Look through the records below and collect all lines that hold the string "name".

* _STORED DATA_
[BEGIN]
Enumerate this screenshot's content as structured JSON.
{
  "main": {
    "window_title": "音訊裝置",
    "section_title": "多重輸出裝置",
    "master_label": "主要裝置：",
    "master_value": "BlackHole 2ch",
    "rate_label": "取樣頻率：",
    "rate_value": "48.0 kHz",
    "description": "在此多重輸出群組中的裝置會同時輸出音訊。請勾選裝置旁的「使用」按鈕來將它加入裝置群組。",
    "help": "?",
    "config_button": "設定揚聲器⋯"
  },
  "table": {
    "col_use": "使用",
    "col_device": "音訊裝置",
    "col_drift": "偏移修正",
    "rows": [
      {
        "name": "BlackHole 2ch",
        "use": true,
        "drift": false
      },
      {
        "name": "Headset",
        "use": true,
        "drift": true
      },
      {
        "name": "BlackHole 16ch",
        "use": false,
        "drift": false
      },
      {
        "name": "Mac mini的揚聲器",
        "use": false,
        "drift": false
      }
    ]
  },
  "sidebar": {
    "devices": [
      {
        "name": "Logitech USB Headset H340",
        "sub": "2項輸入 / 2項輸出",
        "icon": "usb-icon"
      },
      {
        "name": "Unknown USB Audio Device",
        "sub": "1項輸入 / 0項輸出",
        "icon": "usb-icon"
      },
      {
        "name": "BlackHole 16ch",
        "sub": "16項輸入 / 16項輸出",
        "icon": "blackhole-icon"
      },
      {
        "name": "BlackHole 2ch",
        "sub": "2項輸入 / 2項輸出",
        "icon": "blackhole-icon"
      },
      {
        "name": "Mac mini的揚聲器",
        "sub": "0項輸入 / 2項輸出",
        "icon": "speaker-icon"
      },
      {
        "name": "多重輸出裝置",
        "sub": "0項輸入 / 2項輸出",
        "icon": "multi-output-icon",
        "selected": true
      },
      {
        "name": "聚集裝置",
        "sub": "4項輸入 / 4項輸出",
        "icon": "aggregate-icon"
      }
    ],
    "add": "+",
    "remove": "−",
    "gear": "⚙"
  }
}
[END]
* _EXERCISE OUTPUT_
        "name": "BlackHole 2ch",
        "name": "Headset",
        "name": "BlackHole 16ch",
        "name": "Mac mini的揚聲器",
        "name": "Logitech USB Headset H340",
        "name": "Unknown USB Audio Device",
        "name": "BlackHole 16ch",
        "name": "BlackHole 2ch",
        "name": "Mac mini的揚聲器",
        "name": "多重輸出裝置",
        "name": "聚集裝置",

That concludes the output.